— FRAGMENTO DEL DOCUMENTO —
┌──
Bajo esta orden ejecutiva, George Orwell –el autor antifascista de 1984– se convertiría en un enemigo del Estado.
Así es como la disidencia pasa a ser calificada de «terrorismo» en un Estado policial: apuntando al pensamiento político en lugar de a la conducta delictiva.
Una vez que puedes ser investigado y castigado por tus asociaciones o simpatías, la Primera Enmienda se reduce a palabras vacías sobre el papel.
Tampoco se trata de un hecho aislado. Forma parte de un patrón más amplio en el que el derecho a pensar y hablar libremente sin interferencias del gobierno ni temor a represalias -durante mucho tiempo la base de la libertad estadounidense- se trata como un privilegio condicional en lugar de un derecho inalienable, concedido sólo a los que siguen la línea oficial y revocado a los que se atreven a disentir.
Las señales de advertencia están por todas partes.
El Pentágono ya exige a loseriodistas que se comprometan no publicar información «no autorizada». Las cadenas silencian a los cómicos tras la indignación política. Plataformas de medios sociales eliminan o deploran puntos de vista desfavorecidos.
└──
— PRUÉBALO —
¿Puedes reproducir tal cual, del texto sobre la disidencia y la libertad de expresión, el pasaje que empieza en las palabras que contienen «Así es como» y termina justo después de «atreven a disentir.»? Las líneas que siguen no tienen ningún papel en esto.

— LÍNEAS DE DATOS —
┌──
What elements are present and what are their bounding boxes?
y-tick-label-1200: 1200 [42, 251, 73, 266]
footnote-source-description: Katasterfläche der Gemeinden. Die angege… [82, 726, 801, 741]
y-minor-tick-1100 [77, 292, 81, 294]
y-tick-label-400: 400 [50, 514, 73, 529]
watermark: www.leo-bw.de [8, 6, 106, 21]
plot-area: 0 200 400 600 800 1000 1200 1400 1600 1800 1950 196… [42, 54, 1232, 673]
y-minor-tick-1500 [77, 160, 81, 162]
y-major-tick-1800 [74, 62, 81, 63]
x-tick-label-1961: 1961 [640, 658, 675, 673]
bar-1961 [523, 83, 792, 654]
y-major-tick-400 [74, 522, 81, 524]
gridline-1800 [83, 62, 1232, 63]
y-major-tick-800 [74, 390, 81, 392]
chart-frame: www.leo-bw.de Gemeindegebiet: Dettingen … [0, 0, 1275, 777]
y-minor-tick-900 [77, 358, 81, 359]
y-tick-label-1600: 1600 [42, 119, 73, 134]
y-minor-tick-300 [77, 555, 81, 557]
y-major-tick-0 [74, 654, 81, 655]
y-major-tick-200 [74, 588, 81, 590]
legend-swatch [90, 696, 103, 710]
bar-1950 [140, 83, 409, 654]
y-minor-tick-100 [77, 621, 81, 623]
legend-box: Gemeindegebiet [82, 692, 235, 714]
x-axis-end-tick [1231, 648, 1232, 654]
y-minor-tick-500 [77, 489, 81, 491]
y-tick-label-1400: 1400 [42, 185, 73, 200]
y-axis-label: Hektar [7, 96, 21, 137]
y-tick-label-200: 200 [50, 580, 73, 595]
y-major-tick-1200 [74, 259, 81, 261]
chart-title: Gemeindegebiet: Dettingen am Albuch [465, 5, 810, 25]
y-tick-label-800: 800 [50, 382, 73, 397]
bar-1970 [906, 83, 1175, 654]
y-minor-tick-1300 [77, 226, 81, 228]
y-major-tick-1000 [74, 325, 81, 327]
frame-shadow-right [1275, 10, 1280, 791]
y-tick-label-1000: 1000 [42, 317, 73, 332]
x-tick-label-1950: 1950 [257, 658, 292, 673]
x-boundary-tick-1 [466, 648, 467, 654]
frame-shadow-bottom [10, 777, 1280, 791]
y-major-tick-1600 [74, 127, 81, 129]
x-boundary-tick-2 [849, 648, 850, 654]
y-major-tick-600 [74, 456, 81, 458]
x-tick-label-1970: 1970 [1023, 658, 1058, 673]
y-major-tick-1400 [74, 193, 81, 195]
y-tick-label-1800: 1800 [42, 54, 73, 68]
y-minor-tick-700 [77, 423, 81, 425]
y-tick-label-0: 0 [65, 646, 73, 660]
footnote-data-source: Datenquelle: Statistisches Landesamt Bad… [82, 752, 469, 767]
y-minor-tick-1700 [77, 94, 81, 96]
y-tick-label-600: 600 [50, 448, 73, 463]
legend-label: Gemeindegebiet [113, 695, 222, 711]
└──
— RESPUESTA DEL EJERCICIO —
Así es como la disidencia pasa a ser calificada de «terrorismo» en un Estado policial: apuntando al pensamiento político en lugar de a la conducta delictiva.
Una vez que puedes ser investigado y castigado por tus asociaciones o simpatías, la Primera Enmienda se reduce a palabras vacías sobre el papel.
Tampoco se trata de un hecho aislado. Forma parte de un patrón más amplio en el que el derecho a pensar y hablar libremente sin interferencias del gobierno ni temor a represalias -durante mucho tiempo la base de la libertad estadounidense- se trata como un privilegio condicional en lugar de un derecho inalienable, concedido sólo a los que siguen la línea oficial y revocado a los que se atreven a disentir.